REQUIREMENT —
Keep every line where the word "Personalization" appears; drop the rest.

━━ RECORD SET

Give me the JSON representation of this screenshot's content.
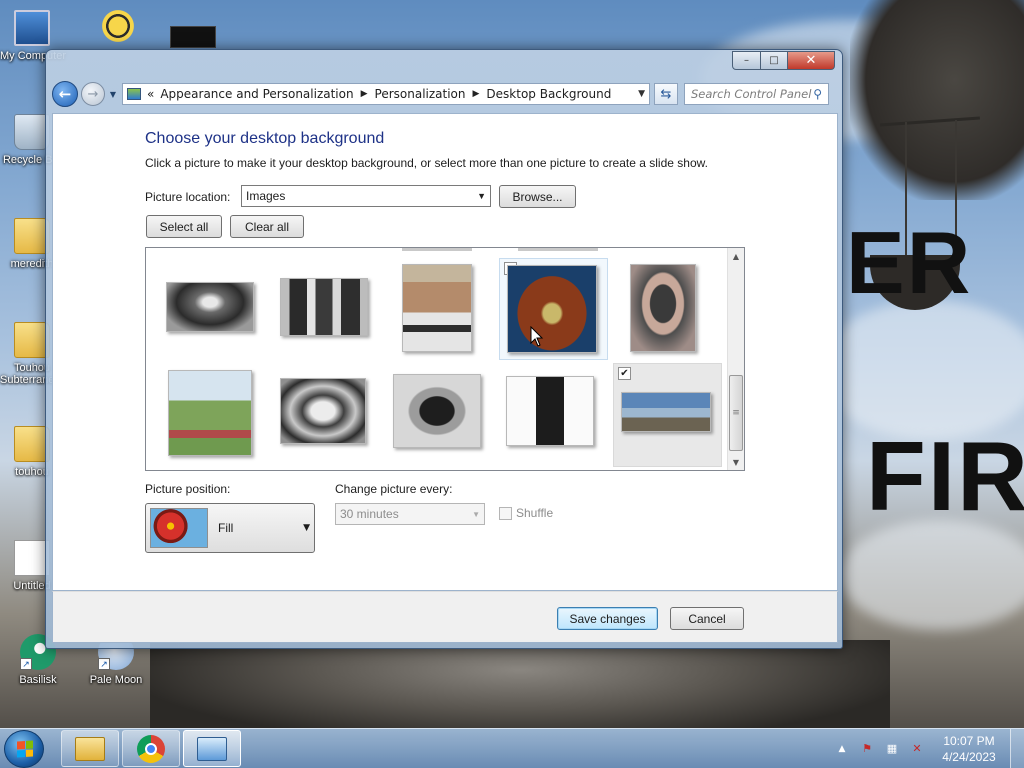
{
  "desktop": {
    "icons": [
      {
        "label": "My Computer",
        "icon": "computer-icon"
      },
      {
        "label": "Recycle Bin",
        "icon": "recycle-bin-icon"
      },
      {
        "label": "meredith",
        "icon": "folder-icon"
      },
      {
        "label": "Touhou Subterranean",
        "icon": "folder-icon"
      },
      {
        "label": "touhou",
        "icon": "folder-icon"
      },
      {
        "label": "Untitled",
        "icon": "image-file-icon"
      },
      {
        "label": "Basilisk",
        "icon": "basilisk-icon"
      },
      {
        "label": "Pale Moon",
        "icon": "pale-moon-icon"
      }
    ],
    "wallpaper_text": [
      "ER",
      "FIR"
    ]
  },
  "window": {
    "title_buttons": {
      "minimize": "–",
      "maximize": "□",
      "close": "✕"
    },
    "address": {
      "overflow": "«",
      "crumbs": [
        "Appearance and Personalization",
        "Personalization",
        "Desktop Background"
      ],
      "separator": "▶"
    },
    "search_placeholder": "Search Control Panel",
    "heading": "Choose your desktop background",
    "subheading": "Click a picture to make it your desktop background, or select more than one picture to create a slide show.",
    "picture_location": {
      "label": "Picture location:",
      "value": "Images"
    },
    "browse_label": "Browse...",
    "select_all_label": "Select all",
    "clear_all_label": "Clear all",
    "thumbnails": [
      {
        "name": "thumb-1",
        "checked": false
      },
      {
        "name": "thumb-2",
        "checked": false
      },
      {
        "name": "thumb-3",
        "checked": false
      },
      {
        "name": "thumb-4",
        "checked": false
      },
      {
        "name": "thumb-5",
        "checked": false
      },
      {
        "name": "thumb-6",
        "checked": false
      },
      {
        "name": "thumb-7",
        "checked": false
      },
      {
        "name": "thumb-8",
        "checked": false
      },
      {
        "name": "thumb-9",
        "checked": false
      },
      {
        "name": "thumb-10",
        "checked": true
      }
    ],
    "picture_position": {
      "label": "Picture position:",
      "value": "Fill"
    },
    "change_picture": {
      "label": "Change picture every:",
      "value": "30 minutes"
    },
    "shuffle_label": "Shuffle",
    "save_label": "Save changes",
    "cancel_label": "Cancel"
  },
  "taskbar": {
    "clock_time": "10:07 PM",
    "clock_date": "4/24/2023",
    "tray_expand": "▲"
  }
}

━━━━

FINISHED ANSWER —
        "Appearance and Personalization",
        "Personalization",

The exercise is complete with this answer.